Copy each line that holds "PERMISO".

##### EXCERPTED RECORDS #####

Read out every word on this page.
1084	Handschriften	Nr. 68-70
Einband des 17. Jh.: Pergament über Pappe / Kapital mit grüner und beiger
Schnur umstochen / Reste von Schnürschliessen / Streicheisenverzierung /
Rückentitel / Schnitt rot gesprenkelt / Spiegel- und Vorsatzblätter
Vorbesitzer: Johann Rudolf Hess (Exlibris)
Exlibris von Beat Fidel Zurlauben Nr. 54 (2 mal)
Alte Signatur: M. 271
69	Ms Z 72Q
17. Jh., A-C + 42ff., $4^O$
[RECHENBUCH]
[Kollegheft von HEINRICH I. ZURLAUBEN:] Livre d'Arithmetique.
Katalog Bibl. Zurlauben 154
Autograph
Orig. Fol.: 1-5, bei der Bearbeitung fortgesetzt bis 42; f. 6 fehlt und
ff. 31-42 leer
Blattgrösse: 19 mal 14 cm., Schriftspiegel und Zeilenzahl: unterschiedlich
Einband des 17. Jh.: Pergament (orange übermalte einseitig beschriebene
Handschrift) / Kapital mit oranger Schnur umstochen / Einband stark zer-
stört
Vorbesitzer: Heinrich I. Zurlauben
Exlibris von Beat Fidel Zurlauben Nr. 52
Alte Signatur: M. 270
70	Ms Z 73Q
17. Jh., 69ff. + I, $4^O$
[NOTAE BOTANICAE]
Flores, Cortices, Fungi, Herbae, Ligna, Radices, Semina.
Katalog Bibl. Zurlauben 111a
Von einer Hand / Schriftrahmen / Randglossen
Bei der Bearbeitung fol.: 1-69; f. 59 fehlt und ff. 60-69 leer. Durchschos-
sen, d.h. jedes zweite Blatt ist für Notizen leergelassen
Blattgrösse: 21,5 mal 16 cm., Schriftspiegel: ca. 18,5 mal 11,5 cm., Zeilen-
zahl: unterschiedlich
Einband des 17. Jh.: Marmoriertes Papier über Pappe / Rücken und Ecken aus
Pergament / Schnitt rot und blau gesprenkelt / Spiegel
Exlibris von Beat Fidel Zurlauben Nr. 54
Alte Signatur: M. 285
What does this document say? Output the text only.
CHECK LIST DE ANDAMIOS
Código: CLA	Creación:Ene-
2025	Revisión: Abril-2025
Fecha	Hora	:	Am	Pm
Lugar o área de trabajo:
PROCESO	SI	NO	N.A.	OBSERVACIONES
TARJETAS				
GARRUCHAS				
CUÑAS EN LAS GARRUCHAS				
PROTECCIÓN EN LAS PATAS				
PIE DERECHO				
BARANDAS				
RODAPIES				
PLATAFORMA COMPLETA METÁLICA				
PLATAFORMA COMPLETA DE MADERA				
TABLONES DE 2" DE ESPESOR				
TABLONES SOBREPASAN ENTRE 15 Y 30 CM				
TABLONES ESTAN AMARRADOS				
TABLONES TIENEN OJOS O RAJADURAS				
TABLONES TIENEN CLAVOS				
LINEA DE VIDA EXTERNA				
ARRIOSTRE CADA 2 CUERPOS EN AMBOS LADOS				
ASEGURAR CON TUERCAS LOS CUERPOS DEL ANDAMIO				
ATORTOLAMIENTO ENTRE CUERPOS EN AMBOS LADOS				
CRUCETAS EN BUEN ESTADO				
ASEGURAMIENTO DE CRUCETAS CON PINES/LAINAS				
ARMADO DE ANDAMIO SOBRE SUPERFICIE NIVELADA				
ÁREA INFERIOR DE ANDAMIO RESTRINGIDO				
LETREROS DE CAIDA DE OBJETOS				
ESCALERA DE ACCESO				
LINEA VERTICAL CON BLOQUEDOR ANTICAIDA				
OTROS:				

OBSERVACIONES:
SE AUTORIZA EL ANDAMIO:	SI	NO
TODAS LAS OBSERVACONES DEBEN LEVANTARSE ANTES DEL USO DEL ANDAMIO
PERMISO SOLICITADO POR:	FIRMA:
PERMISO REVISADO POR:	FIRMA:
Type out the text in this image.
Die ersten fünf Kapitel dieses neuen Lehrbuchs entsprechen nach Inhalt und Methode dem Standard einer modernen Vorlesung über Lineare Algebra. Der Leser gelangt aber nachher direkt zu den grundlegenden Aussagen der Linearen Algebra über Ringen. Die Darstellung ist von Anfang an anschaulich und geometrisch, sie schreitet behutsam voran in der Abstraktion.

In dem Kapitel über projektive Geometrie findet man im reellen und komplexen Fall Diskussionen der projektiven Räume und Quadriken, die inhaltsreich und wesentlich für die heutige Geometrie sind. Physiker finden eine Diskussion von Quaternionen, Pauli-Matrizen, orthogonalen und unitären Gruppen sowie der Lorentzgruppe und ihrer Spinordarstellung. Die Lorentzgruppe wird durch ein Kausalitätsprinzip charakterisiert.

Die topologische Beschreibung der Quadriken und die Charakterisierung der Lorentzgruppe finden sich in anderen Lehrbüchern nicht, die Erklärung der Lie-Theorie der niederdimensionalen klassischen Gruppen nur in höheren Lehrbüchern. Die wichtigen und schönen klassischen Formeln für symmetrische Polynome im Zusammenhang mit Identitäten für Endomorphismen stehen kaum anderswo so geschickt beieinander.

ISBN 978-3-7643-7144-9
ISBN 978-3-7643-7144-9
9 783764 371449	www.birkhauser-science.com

#####

→ EXERCISE RESPONSE
PERMISO SOLICITADO POR:	FIRMA:
PERMISO REVISADO POR:	FIRMA:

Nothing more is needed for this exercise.